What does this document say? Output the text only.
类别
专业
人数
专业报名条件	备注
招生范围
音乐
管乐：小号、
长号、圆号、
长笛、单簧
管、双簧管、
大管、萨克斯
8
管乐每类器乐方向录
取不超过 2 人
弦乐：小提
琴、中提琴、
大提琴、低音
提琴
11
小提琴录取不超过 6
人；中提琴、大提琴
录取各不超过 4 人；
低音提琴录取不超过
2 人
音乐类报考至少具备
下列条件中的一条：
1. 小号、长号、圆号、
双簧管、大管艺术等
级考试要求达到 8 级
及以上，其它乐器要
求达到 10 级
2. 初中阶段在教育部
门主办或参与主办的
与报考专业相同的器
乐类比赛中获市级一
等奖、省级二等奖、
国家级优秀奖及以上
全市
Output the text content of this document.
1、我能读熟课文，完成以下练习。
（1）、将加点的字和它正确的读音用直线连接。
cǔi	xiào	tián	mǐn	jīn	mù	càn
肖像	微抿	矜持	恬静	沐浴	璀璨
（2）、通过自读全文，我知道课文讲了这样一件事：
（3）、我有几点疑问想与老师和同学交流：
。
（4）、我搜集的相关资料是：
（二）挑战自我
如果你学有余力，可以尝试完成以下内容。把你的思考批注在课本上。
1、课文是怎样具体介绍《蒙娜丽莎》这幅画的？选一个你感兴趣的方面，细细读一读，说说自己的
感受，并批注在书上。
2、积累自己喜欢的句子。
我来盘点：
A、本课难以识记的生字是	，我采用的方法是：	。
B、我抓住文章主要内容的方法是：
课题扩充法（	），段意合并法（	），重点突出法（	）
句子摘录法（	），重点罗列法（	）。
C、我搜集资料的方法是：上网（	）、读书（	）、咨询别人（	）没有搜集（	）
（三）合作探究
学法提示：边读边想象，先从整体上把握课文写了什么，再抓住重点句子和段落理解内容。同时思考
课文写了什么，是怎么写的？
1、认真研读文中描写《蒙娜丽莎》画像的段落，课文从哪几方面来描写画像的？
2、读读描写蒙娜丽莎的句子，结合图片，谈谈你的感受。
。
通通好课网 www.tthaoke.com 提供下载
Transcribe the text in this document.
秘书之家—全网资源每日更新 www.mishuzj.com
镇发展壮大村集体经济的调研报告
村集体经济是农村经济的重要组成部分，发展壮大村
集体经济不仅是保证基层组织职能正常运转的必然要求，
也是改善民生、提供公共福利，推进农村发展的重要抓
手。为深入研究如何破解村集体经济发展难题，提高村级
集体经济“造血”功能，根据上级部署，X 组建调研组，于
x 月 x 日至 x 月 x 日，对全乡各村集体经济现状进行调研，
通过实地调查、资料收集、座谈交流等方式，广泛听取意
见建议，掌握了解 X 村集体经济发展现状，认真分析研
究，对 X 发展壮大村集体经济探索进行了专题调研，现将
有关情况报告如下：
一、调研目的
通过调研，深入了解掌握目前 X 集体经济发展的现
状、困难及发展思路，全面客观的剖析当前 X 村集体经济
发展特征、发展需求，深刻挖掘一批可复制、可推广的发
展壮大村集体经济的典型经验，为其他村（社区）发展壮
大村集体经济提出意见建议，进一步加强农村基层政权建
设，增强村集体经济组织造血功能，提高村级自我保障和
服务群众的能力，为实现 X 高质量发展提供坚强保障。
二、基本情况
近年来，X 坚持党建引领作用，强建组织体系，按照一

....................

* **The problem**
Write out every entry word for word.

* **Written response**
What does this document say? Output the text only.
类别
专业
人数
专业报名条件	备注
招生范围
音乐
管乐：小号、
长号、圆号、
长笛、单簧
管、双簧管、
大管、萨克斯
8
管乐每类器乐方向录
取不超过 2 人
弦乐：小提
琴、中提琴、
大提琴、低音
提琴
11
小提琴录取不超过 6
人；中提琴、大提琴
录取各不超过 4 人；
低音提琴录取不超过
2 人
音乐类报考至少具备
下列条件中的一条：
1. 小号、长号、圆号、
双簧管、大管艺术等
级考试要求达到 8 级
及以上，其它乐器要
求达到 10 级
2. 初中阶段在教育部
门主办或参与主办的
与报考专业相同的器
乐类比赛中获市级一
等奖、省级二等奖、
国家级优秀奖及以上
全市
Output the text content of this document.
1、我能读熟课文，完成以下练习。
（1）、将加点的字和它正确的读音用直线连接。
cǔi	xiào	tián	mǐn	jīn	mù	càn
肖像	微抿	矜持	恬静	沐浴	璀璨
（2）、通过自读全文，我知道课文讲了这样一件事：
（3）、我有几点疑问想与老师和同学交流：
。
（4）、我搜集的相关资料是：
（二）挑战自我
如果你学有余力，可以尝试完成以下内容。把你的思考批注在课本上。
1、课文是怎样具体介绍《蒙娜丽莎》这幅画的？选一个你感兴趣的方面，细细读一读，说说自己的
感受，并批注在书上。
2、积累自己喜欢的句子。
我来盘点：
A、本课难以识记的生字是	，我采用的方法是：	。
B、我抓住文章主要内容的方法是：
课题扩充法（	），段意合并法（	），重点突出法（	）
句子摘录法（	），重点罗列法（	）。
C、我搜集资料的方法是：上网（	）、读书（	）、咨询别人（	）没有搜集（	）
（三）合作探究
学法提示：边读边想象，先从整体上把握课文写了什么，再抓住重点句子和段落理解内容。同时思考
课文写了什么，是怎么写的？
1、认真研读文中描写《蒙娜丽莎》画像的段落，课文从哪几方面来描写画像的？
2、读读描写蒙娜丽莎的句子，结合图片，谈谈你的感受。
。
通通好课网 www.tthaoke.com 提供下载
Transcribe the text in this document.
秘书之家—全网资源每日更新 www.mishuzj.com
镇发展壮大村集体经济的调研报告
村集体经济是农村经济的重要组成部分，发展壮大村
集体经济不仅是保证基层组织职能正常运转的必然要求，
也是改善民生、提供公共福利，推进农村发展的重要抓
手。为深入研究如何破解村集体经济发展难题，提高村级
集体经济“造血”功能，根据上级部署，X 组建调研组，于
x 月 x 日至 x 月 x 日，对全乡各村集体经济现状进行调研，
通过实地调查、资料收集、座谈交流等方式，广泛听取意
见建议，掌握了解 X 村集体经济发展现状，认真分析研
究，对 X 发展壮大村集体经济探索进行了专题调研，现将
有关情况报告如下：
一、调研目的
通过调研，深入了解掌握目前 X 集体经济发展的现
状、困难及发展思路，全面客观的剖析当前 X 村集体经济
发展特征、发展需求，深刻挖掘一批可复制、可推广的发
展壮大村集体经济的典型经验，为其他村（社区）发展壮
大村集体经济提出意见建议，进一步加强农村基层政权建
设，增强村集体经济组织造血功能，提高村级自我保障和
服务群众的能力，为实现 X 高质量发展提供坚强保障。
二、基本情况
近年来，X 坚持党建引领作用，强建组织体系，按照一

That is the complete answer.